▸ Exercise instructions:
Do not carry the pictures over; copy every other part of the entries exactly.

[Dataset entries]
########
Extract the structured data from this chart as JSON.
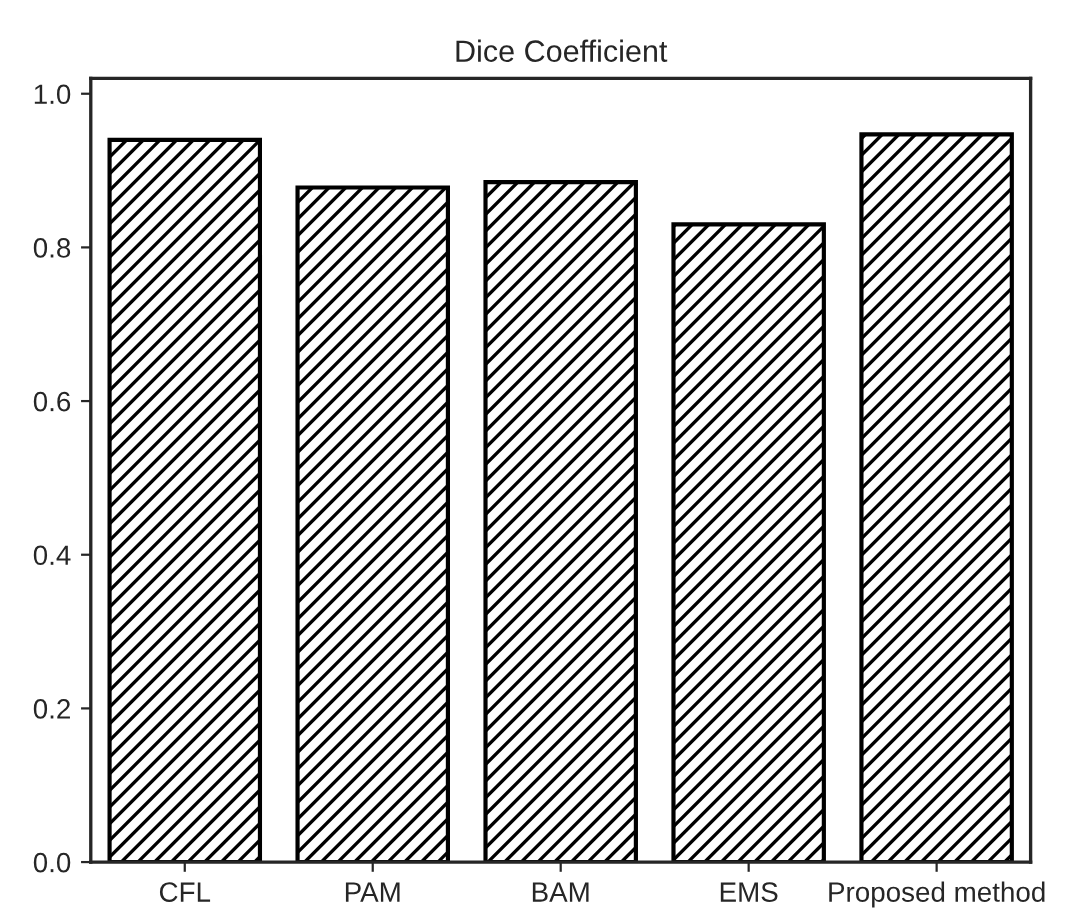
{
  "chart_data": {
    "type": "bar",
    "title": "Dice Coefficient",
    "categories": [
      "CFL",
      "PAM",
      "BAM",
      "EMS",
      "Proposed method"
    ],
    "values": [
      0.94,
      0.878,
      0.885,
      0.83,
      0.947
    ],
    "color": "#000000",
    "ylim": [
      0,
      1.02
    ],
    "yticks": [
      {
        "value": 0,
        "label": "0.0"
      },
      {
        "value": 0.2,
        "label": "0.2"
      },
      {
        "value": 0.4,
        "label": "0.4"
      },
      {
        "value": 0.6,
        "label": "0.6"
      },
      {
        "value": 0.8,
        "label": "0.8"
      },
      {
        "value": 1.0,
        "label": "1.0"
      }
    ],
    "grid": false
  }
}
########
▸ Correct answer:
Extract the structured data from this chart as JSON.
{
  "chart_data": {
    "type": "bar",
    "title": "Dice Coefficient",
    "categories": [
      "CFL",
      "PAM",
      "BAM",
      "EMS",
      "Proposed method"
    ],
    "values": [
      0.94,
      0.878,
      0.885,
      0.83,
      0.947
    ],
    "color": "#000000",
    "ylim": [
      0,
      1.02
    ],
    "yticks": [
      {
        "value": 0,
        "label": "0.0"
      },
      {
        "value": 0.2,
        "label": "0.2"
      },
      {
        "value": 0.4,
        "label": "0.4"
      },
      {
        "value": 0.6,
        "label": "0.6"
      },
      {
        "value": 0.8,
        "label": "0.8"
      },
      {
        "value": 1.0,
        "label": "1.0"
      }
    ],
    "grid": false
  }
}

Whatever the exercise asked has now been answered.